_DATASET_.
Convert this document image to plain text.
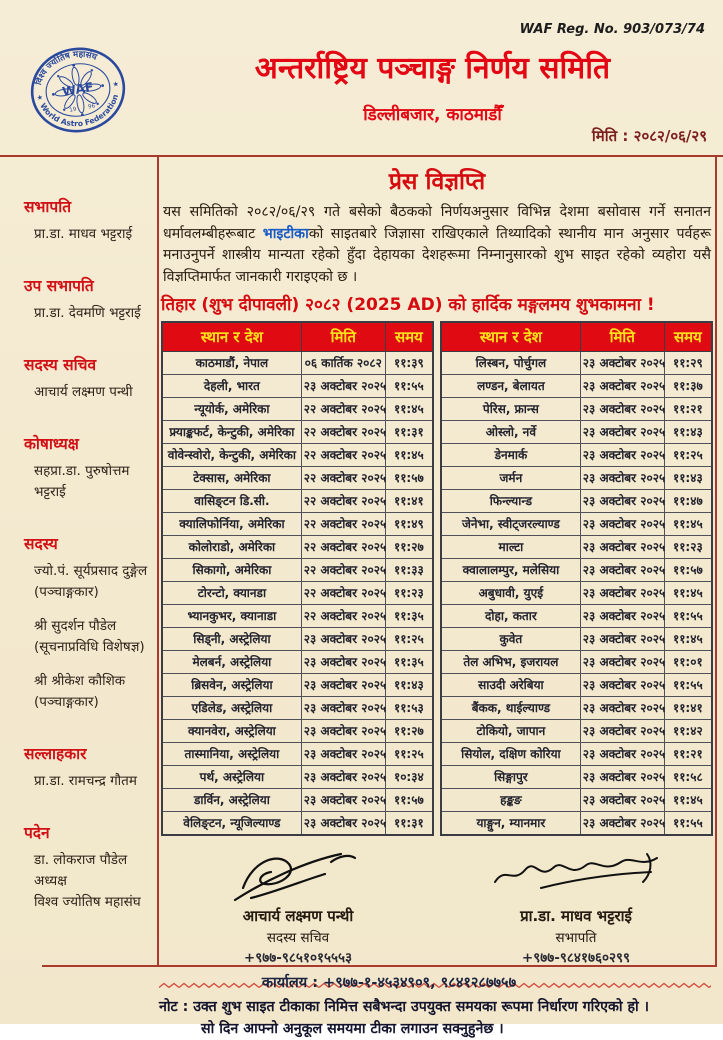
WAF Reg. No. 903/073/74
विश्व ज्योतिष महासंघ
World Astro Federation
WAF
★
★
19 96
अन्तर्राष्ट्रिय पञ्चाङ्ग निर्णय समिति
डिल्लीबजार, काठमाडौँ
मिति : २०८२/०६/२९
सभापति
प्रा.डा. माधव भट्टराई
उप सभापति
प्रा.डा. देवमणि भट्टराई
सदस्य सचिव
आचार्य लक्ष्मण पन्थी
कोषाध्यक्ष
सहप्रा.डा. पुरुषोत्तम भट्टराई
सदस्य
ज्यो.पं. सूर्यप्रसाद दुङ्गेल
(पञ्चाङ्गकार)
श्री सुदर्शन पौडेल
(सूचनाप्रविधि विशेषज्ञ)
श्री श्रीकेश कौशिक
(पञ्चाङ्गकार)
सल्लाहकार
प्रा.डा. रामचन्द्र गौतम
पदेन
डा. लोकराज पौडेल
अध्यक्ष
विश्व ज्योतिष महासंघ
प्रेस विज्ञप्ति
यस समितिको २०८२/०६/२९ गते बसेको बैठकको निर्णयअनुसार विभिन्न देशमा बसोवास गर्ने सनातन धर्मावलम्बीहरूबाट भाइटीकाको साइतबारे जिज्ञासा राखिएकाले तिथ्यादिको स्थानीय मान अनुसार पर्वहरू मनाउनुपर्ने शास्त्रीय मान्यता रहेको हुँदा देहायका देशहरूमा निम्नानुसारको शुभ साइत रहेको व्यहोरा यसै विज्ञप्तिमार्फत जानकारी गराइएको छ ।
तिहार (शुभ दीपावली) २०८२ (2025 AD) को हार्दिक मङ्गलमय शुभकामना !
स्थान र देश	मिति	समय
काठमाडौं, नेपाल	०६ कार्तिक २०८२	११:३९
देहली, भारत	२३ अक्टोबर २०२५	११:५५
न्यूयोर्क, अमेरिका	२२ अक्टोबर २०२५	११:४५
फ्र्याङ्कफर्ट, केन्टुकी, अमेरिका	२२ अक्टोबर २०२५	११:३१
वोवेन्स्वोरो, केन्टुकी, अमेरिका	२२ अक्टोबर २०२५	११:४५
टेक्सास, अमेरिका	२२ अक्टोबर २०२५	११:५७
वासिङ्टन डि.सी.	२२ अक्टोबर २०२५	११:४१
क्यालिफोर्निया, अमेरिका	२२ अक्टोबर २०२५	११:४९
कोलोराडो, अमेरिका	२२ अक्टोबर २०२५	११:२७
सिकागो, अमेरिका	२२ अक्टोबर २०२५	११:३३
टोरन्टो, क्यानडा	२२ अक्टोबर २०२५	११:२३
भ्यानकुभर, क्यानाडा	२२ अक्टोबर २०२५	११:३५
सिड्नी, अस्ट्रेलिया	२३ अक्टोबर २०२५	११:२५
मेलबर्न, अस्ट्रेलिया	२३ अक्टोबर २०२५	११:३५
ब्रिसवेन, अस्ट्रेलिया	२३ अक्टोबर २०२५	११:४३
एडिलेड, अस्ट्रेलिया	२३ अक्टोबर २०२५	११:५३
क्यानवेरा, अस्ट्रेलिया	२३ अक्टोबर २०२५	११:२७
तास्मानिया, अस्ट्रेलिया	२३ अक्टोबर २०२५	११:२५
पर्थ, अस्ट्रेलिया	२३ अक्टोबर २०२५	१०:३४
डार्विन, अस्ट्रेलिया	२३ अक्टोबर २०२५	११:५७
वेलिङ्टन, न्यूजिल्याण्ड	२३ अक्टोबर २०२५	११:३१
स्थान र देश	मिति	समय
लिस्बन, पोर्चुगल	२३ अक्टोबर २०२५	११:२९
लण्डन, बेलायत	२३ अक्टोबर २०२५	११:३७
पेरिस, फ्रान्स	२३ अक्टोबर २०२५	११:२१
ओस्लो, नर्वे	२३ अक्टोबर २०२५	११:४३
डेनमार्क	२३ अक्टोबर २०२५	११:२५
जर्मन	२३ अक्टोबर २०२५	११:४३
फिन्ल्यान्ड	२३ अक्टोबर २०२५	११:४७
जेनेभा, स्वीट्जरल्याण्ड	२३ अक्टोबर २०२५	११:४५
माल्टा	२३ अक्टोबर २०२५	११:२३
क्वालालम्पुर, मलेसिया	२३ अक्टोबर २०२५	११:५७
अबुधावी, युएई	२३ अक्टोबर २०२५	११:४५
दोहा, कतार	२३ अक्टोबर २०२५	११:५५
कुवेत	२३ अक्टोबर २०२५	११:४५
तेल अभिभ, इजरायल	२३ अक्टोबर २०२५	११:०१
साउदी अरेबिया	२३ अक्टोबर २०२५	११:५५
बैंकक, थाईल्याण्ड	२३ अक्टोबर २०२५	११:४१
टोकियो, जापान	२३ अक्टोबर २०२५	११:४२
सियोल, दक्षिण कोरिया	२३ अक्टोबर २०२५	११:२१
सिङ्गापुर	२३ अक्टोबर २०२५	११:५८
हङ्कङ	२३ अक्टोबर २०२५	११:४५
याङ्गुन, म्यानमार	२३ अक्टोबर २०२५	११:५५
आचार्य लक्ष्मण पन्थी
सदस्य सचिव
+९७७-९८५१०१५५५३
प्रा.डा. माधव भट्टराई
सभापति
+९७७-९८४१७६०२९९
नोट : उक्त शुभ साइत टीकाका निमित्त सबैभन्दा उपयुक्त समयका रूपमा निर्धारण गरिएको हो ।
सो दिन आफ्नो अनुकूल समयमा टीका लगाउन सक्नुहुनेछ ।
कार्यालय : +९७७-१-४५३४९०९, ९८४१२८७७५७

_EXERCISE DETAILS_.
Reproduce each record from above exactly; pictures do not belong in the copy.

_WRITTEN RESPONSE_.
Convert this document image to plain text.
WAF Reg. No. 903/073/74
विश्व ज्योतिष महासंघ
World Astro Federation
WAF
★
★
19 96
अन्तर्राष्ट्रिय पञ्चाङ्ग निर्णय समिति
डिल्लीबजार, काठमाडौँ
मिति : २०८२/०६/२९
सभापति
प्रा.डा. माधव भट्टराई
उप सभापति
प्रा.डा. देवमणि भट्टराई
सदस्य सचिव
आचार्य लक्ष्मण पन्थी
कोषाध्यक्ष
सहप्रा.डा. पुरुषोत्तम भट्टराई
सदस्य
ज्यो.पं. सूर्यप्रसाद दुङ्गेल
(पञ्चाङ्गकार)
श्री सुदर्शन पौडेल
(सूचनाप्रविधि विशेषज्ञ)
श्री श्रीकेश कौशिक
(पञ्चाङ्गकार)
सल्लाहकार
प्रा.डा. रामचन्द्र गौतम
पदेन
डा. लोकराज पौडेल
अध्यक्ष
विश्व ज्योतिष महासंघ
प्रेस विज्ञप्ति
यस समितिको २०८२/०६/२९ गते बसेको बैठकको निर्णयअनुसार विभिन्न देशमा बसोवास गर्ने सनातन धर्मावलम्बीहरूबाट भाइटीकाको साइतबारे जिज्ञासा राखिएकाले तिथ्यादिको स्थानीय मान अनुसार पर्वहरू मनाउनुपर्ने शास्त्रीय मान्यता रहेको हुँदा देहायका देशहरूमा निम्नानुसारको शुभ साइत रहेको व्यहोरा यसै विज्ञप्तिमार्फत जानकारी गराइएको छ ।
तिहार (शुभ दीपावली) २०८२ (2025 AD) को हार्दिक मङ्गलमय शुभकामना !
स्थान र देश	मिति	समय
काठमाडौं, नेपाल	०६ कार्तिक २०८२	११:३९
देहली, भारत	२३ अक्टोबर २०२५	११:५५
न्यूयोर्क, अमेरिका	२२ अक्टोबर २०२५	११:४५
फ्र्याङ्कफर्ट, केन्टुकी, अमेरिका	२२ अक्टोबर २०२५	११:३१
वोवेन्स्वोरो, केन्टुकी, अमेरिका	२२ अक्टोबर २०२५	११:४५
टेक्सास, अमेरिका	२२ अक्टोबर २०२५	११:५७
वासिङ्टन डि.सी.	२२ अक्टोबर २०२५	११:४१
क्यालिफोर्निया, अमेरिका	२२ अक्टोबर २०२५	११:४९
कोलोराडो, अमेरिका	२२ अक्टोबर २०२५	११:२७
सिकागो, अमेरिका	२२ अक्टोबर २०२५	११:३३
टोरन्टो, क्यानडा	२२ अक्टोबर २०२५	११:२३
भ्यानकुभर, क्यानाडा	२२ अक्टोबर २०२५	११:३५
सिड्नी, अस्ट्रेलिया	२३ अक्टोबर २०२५	११:२५
मेलबर्न, अस्ट्रेलिया	२३ अक्टोबर २०२५	११:३५
ब्रिसवेन, अस्ट्रेलिया	२३ अक्टोबर २०२५	११:४३
एडिलेड, अस्ट्रेलिया	२३ अक्टोबर २०२५	११:५३
क्यानवेरा, अस्ट्रेलिया	२३ अक्टोबर २०२५	११:२७
तास्मानिया, अस्ट्रेलिया	२३ अक्टोबर २०२५	११:२५
पर्थ, अस्ट्रेलिया	२३ अक्टोबर २०२५	१०:३४
डार्विन, अस्ट्रेलिया	२३ अक्टोबर २०२५	११:५७
वेलिङ्टन, न्यूजिल्याण्ड	२३ अक्टोबर २०२५	११:३१
स्थान र देश	मिति	समय
लिस्बन, पोर्चुगल	२३ अक्टोबर २०२५	११:२९
लण्डन, बेलायत	२३ अक्टोबर २०२५	११:३७
पेरिस, फ्रान्स	२३ अक्टोबर २०२५	११:२१
ओस्लो, नर्वे	२३ अक्टोबर २०२५	११:४३
डेनमार्क	२३ अक्टोबर २०२५	११:२५
जर्मन	२३ अक्टोबर २०२५	११:४३
फिन्ल्यान्ड	२३ अक्टोबर २०२५	११:४७
जेनेभा, स्वीट्जरल्याण्ड	२३ अक्टोबर २०२५	११:४५
माल्टा	२३ अक्टोबर २०२५	११:२३
क्वालालम्पुर, मलेसिया	२३ अक्टोबर २०२५	११:५७
अबुधावी, युएई	२३ अक्टोबर २०२५	११:४५
दोहा, कतार	२३ अक्टोबर २०२५	११:५५
कुवेत	२३ अक्टोबर २०२५	११:४५
तेल अभिभ, इजरायल	२३ अक्टोबर २०२५	११:०१
साउदी अरेबिया	२३ अक्टोबर २०२५	११:५५
बैंकक, थाईल्याण्ड	२३ अक्टोबर २०२५	११:४१
टोकियो, जापान	२३ अक्टोबर २०२५	११:४२
सियोल, दक्षिण कोरिया	२३ अक्टोबर २०२५	११:२१
सिङ्गापुर	२३ अक्टोबर २०२५	११:५८
हङ्कङ	२३ अक्टोबर २०२५	११:४५
याङ्गुन, म्यानमार	२३ अक्टोबर २०२५	११:५५
आचार्य लक्ष्मण पन्थी
सदस्य सचिव
+९७७-९८५१०१५५५३
प्रा.डा. माधव भट्टराई
सभापति
+९७७-९८४१७६०२९९
नोट : उक्त शुभ साइत टीकाका निमित्त सबैभन्दा उपयुक्त समयका रूपमा निर्धारण गरिएको हो ।
सो दिन आफ्नो अनुकूल समयमा टीका लगाउन सक्नुहुनेछ ।
कार्यालय : +९७७-१-४५३४९०९, ९८४१२८७७५७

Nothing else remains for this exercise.